- [Aufgabe] Geben Sie den Abschnitt der Einträge vom Anfang bis einschließlich der Zeile mit "memory-tail-region xyxy=(503,1976,791,2016)" Wort für Wort wieder.

- [Vorliegende Einträge]
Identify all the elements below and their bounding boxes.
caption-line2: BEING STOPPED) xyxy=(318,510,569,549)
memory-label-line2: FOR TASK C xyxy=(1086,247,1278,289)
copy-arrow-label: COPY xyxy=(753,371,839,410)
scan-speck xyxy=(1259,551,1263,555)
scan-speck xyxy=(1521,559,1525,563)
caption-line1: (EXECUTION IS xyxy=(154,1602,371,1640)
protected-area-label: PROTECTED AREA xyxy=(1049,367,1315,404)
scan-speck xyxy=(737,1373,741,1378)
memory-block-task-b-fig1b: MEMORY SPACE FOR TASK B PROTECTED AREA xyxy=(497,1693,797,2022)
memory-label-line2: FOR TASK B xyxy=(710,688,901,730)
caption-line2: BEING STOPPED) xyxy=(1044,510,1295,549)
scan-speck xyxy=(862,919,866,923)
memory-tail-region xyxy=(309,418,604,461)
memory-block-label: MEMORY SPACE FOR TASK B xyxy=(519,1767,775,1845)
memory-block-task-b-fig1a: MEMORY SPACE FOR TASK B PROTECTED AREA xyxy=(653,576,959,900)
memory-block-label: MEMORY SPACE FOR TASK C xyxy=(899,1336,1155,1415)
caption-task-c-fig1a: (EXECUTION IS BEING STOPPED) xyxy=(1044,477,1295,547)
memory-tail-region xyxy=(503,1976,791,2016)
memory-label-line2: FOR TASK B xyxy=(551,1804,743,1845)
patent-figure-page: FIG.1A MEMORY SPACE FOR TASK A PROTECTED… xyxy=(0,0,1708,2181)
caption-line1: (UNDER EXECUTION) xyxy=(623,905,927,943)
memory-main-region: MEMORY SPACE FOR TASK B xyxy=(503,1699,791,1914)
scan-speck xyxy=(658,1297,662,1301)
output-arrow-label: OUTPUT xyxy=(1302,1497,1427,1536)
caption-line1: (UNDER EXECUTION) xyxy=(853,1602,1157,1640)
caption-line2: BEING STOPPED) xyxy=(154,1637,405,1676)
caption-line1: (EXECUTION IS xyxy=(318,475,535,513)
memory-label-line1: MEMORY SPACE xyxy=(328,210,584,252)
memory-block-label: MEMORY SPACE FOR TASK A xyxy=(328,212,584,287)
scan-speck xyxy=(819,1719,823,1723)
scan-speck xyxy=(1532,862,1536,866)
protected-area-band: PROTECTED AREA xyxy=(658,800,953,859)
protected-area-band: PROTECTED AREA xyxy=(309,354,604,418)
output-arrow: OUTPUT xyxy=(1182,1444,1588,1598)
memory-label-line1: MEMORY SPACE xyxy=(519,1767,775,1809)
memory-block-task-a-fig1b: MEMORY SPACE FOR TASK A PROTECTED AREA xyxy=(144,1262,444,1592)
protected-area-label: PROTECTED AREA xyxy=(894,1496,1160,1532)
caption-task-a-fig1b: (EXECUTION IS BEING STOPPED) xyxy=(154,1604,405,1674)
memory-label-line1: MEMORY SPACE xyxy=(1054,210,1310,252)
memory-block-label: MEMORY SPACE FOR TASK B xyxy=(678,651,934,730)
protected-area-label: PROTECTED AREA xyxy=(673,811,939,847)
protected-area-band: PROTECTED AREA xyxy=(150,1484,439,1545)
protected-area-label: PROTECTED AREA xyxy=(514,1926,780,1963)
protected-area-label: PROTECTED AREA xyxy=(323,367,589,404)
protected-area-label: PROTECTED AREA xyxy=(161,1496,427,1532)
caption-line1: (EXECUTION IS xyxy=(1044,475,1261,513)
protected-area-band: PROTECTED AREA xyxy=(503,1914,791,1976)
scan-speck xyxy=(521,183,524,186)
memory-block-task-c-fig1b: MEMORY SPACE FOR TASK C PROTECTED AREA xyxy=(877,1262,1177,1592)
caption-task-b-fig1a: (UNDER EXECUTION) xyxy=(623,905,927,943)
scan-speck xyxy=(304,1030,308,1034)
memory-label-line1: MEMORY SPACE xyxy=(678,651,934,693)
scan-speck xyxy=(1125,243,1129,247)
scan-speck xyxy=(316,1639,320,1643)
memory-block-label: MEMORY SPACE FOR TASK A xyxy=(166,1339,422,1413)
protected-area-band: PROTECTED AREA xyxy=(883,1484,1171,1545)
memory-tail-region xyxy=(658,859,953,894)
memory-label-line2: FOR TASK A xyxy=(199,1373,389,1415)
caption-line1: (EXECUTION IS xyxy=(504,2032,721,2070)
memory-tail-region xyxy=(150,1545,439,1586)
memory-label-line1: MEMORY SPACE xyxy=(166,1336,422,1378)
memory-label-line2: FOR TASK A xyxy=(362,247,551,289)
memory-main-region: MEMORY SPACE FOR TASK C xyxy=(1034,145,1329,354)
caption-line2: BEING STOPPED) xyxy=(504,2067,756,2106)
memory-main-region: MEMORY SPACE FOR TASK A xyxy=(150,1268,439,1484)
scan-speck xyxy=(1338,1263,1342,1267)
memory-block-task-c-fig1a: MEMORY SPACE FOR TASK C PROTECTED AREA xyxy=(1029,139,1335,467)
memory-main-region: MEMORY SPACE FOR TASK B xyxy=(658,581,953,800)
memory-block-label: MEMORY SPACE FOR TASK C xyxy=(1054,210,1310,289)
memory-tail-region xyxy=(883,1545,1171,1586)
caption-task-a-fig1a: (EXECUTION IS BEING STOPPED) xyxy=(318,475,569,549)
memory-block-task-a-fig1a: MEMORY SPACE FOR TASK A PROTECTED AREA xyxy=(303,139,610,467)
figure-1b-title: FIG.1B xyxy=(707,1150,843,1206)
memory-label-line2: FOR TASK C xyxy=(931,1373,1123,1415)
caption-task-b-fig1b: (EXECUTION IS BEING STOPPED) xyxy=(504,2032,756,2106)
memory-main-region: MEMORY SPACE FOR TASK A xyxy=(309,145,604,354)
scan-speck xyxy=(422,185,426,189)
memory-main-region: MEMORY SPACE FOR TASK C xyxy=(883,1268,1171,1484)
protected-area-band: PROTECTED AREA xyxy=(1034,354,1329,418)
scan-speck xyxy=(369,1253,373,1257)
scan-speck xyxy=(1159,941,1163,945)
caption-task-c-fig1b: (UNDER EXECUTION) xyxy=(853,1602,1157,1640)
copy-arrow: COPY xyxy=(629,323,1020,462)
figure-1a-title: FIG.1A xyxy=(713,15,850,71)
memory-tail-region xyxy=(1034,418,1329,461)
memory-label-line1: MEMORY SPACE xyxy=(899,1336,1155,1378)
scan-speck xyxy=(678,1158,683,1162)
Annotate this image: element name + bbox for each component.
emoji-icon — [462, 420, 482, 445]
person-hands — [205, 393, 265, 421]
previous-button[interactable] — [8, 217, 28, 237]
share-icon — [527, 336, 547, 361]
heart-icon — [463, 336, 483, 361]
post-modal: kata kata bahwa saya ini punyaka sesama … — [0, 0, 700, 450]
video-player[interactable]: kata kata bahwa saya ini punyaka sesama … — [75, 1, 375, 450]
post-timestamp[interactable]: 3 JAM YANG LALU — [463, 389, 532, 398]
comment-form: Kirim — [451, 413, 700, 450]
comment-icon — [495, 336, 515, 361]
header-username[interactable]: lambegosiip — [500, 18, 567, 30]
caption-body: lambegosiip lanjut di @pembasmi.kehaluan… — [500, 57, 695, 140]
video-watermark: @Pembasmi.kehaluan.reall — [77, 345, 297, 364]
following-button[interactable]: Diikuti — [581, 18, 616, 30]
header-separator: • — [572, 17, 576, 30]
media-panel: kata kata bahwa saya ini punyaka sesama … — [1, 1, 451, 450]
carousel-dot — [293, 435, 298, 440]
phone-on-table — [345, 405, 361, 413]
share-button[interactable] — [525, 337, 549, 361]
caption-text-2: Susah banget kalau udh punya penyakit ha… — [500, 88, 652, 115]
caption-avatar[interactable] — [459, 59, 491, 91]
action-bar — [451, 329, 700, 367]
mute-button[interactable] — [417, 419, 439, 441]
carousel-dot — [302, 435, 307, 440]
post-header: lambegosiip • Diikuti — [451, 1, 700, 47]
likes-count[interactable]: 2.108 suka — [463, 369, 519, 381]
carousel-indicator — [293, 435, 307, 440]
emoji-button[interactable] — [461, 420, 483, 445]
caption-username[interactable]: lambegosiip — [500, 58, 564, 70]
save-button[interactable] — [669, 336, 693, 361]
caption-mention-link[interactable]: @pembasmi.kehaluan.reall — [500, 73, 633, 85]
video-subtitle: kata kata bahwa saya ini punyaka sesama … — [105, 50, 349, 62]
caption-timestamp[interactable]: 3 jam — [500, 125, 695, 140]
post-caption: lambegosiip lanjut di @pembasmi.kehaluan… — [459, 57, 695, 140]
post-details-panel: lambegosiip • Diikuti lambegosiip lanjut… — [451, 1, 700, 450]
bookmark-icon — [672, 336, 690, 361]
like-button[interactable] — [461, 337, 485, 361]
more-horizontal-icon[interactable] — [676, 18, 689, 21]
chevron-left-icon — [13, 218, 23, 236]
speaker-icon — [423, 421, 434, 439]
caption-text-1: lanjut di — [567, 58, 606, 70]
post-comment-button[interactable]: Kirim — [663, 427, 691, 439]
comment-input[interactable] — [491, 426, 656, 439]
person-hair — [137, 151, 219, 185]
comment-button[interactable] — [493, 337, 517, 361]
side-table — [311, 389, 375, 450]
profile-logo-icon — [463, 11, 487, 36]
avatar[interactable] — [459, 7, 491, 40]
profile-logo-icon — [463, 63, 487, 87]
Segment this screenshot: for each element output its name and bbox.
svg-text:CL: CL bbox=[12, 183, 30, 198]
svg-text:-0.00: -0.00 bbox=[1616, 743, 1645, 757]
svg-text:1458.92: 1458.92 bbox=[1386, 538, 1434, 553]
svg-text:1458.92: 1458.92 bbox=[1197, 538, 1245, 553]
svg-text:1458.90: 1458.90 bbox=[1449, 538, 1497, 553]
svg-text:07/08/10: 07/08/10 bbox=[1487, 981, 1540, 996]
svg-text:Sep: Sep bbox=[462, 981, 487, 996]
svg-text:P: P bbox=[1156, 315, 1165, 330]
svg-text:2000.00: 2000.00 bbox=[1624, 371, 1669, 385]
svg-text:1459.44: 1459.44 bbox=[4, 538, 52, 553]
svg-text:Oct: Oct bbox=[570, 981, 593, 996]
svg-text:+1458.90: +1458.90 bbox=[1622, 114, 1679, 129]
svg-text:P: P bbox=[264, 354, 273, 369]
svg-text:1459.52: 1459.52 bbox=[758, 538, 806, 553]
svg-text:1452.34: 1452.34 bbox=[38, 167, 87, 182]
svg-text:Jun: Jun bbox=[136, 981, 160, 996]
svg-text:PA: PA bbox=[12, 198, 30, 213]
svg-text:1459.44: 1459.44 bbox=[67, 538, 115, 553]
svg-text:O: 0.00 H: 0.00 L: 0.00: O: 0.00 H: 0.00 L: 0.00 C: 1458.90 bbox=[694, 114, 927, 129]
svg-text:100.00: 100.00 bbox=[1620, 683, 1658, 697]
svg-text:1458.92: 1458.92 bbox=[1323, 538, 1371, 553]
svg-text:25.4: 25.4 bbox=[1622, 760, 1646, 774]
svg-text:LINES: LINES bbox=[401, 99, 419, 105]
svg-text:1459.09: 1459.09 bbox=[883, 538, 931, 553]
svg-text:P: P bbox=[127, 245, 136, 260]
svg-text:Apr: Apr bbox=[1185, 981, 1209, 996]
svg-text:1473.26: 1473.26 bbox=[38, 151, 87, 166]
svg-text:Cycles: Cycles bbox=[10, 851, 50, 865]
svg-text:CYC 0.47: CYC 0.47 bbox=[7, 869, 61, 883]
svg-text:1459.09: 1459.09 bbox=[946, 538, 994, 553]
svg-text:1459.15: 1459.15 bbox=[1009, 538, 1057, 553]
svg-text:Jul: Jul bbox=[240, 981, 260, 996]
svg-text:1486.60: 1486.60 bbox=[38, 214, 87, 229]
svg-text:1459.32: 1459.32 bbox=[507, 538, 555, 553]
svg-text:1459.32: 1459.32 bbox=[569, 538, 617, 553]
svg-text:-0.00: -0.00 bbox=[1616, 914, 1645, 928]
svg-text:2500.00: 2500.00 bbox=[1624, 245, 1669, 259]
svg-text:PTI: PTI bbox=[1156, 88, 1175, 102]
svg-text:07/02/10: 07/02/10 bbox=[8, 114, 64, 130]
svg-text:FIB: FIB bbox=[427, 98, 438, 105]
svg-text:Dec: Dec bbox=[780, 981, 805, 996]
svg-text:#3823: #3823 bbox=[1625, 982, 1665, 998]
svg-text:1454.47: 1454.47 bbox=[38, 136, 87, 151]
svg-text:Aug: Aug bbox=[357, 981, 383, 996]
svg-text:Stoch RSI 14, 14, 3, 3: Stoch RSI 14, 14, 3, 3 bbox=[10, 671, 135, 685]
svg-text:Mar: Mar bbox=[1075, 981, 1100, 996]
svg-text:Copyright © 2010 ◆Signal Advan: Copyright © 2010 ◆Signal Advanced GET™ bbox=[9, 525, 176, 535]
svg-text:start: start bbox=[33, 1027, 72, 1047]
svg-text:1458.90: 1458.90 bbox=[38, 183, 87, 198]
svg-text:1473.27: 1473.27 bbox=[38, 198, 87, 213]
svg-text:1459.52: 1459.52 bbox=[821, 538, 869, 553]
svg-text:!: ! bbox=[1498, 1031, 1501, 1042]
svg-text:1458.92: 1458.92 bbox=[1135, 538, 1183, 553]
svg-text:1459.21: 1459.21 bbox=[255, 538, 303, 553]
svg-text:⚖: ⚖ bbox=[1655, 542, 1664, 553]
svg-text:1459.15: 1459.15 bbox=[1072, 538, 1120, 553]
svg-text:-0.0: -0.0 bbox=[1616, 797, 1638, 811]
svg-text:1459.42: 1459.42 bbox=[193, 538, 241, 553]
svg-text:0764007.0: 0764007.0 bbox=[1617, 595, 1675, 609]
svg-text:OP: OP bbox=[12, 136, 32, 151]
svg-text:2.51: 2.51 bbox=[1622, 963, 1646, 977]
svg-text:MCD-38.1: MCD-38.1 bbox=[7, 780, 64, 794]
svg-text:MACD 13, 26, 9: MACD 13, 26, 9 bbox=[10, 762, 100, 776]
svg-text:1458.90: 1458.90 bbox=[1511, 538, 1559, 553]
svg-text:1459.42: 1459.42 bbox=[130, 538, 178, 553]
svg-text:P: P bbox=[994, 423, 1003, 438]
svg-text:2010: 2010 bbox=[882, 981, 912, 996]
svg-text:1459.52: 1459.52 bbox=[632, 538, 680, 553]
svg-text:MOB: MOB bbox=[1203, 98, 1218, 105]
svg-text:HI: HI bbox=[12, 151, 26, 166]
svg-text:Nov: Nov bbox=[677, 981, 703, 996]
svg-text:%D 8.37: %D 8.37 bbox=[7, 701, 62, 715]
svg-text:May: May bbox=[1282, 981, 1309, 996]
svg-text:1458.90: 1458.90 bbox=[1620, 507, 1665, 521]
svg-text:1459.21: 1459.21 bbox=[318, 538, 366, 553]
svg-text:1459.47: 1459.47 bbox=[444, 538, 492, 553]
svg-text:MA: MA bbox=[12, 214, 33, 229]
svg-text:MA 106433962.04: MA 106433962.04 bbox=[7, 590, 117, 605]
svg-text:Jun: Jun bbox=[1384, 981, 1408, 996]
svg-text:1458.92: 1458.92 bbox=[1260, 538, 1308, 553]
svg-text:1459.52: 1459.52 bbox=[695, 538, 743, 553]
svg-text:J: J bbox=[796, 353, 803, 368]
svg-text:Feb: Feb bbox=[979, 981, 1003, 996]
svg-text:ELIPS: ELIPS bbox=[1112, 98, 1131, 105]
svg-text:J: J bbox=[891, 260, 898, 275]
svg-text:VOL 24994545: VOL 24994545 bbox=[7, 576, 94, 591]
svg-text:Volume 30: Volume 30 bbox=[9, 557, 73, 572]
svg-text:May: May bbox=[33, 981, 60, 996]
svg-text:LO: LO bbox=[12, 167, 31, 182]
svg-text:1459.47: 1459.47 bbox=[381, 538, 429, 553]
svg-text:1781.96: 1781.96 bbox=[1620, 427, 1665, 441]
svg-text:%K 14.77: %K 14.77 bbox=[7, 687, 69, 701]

- [Antwort zur Aufgabe]
Identify all the elements below and their bounding boxes.
caption-line2: BEING STOPPED) xyxy=(318,510,569,549)
memory-label-line2: FOR TASK C xyxy=(1086,247,1278,289)
copy-arrow-label: COPY xyxy=(753,371,839,410)
scan-speck xyxy=(1259,551,1263,555)
scan-speck xyxy=(1521,559,1525,563)
caption-line1: (EXECUTION IS xyxy=(154,1602,371,1640)
protected-area-label: PROTECTED AREA xyxy=(1049,367,1315,404)
scan-speck xyxy=(737,1373,741,1378)
memory-block-task-b-fig1b: MEMORY SPACE FOR TASK B PROTECTED AREA xyxy=(497,1693,797,2022)
memory-label-line2: FOR TASK B xyxy=(710,688,901,730)
caption-line2: BEING STOPPED) xyxy=(1044,510,1295,549)
scan-speck xyxy=(862,919,866,923)
memory-tail-region xyxy=(309,418,604,461)
memory-block-label: MEMORY SPACE FOR TASK B xyxy=(519,1767,775,1845)
memory-block-task-b-fig1a: MEMORY SPACE FOR TASK B PROTECTED AREA xyxy=(653,576,959,900)
memory-block-label: MEMORY SPACE FOR TASK C xyxy=(899,1336,1155,1415)
caption-task-c-fig1a: (EXECUTION IS BEING STOPPED) xyxy=(1044,477,1295,547)
memory-tail-region xyxy=(503,1976,791,2016)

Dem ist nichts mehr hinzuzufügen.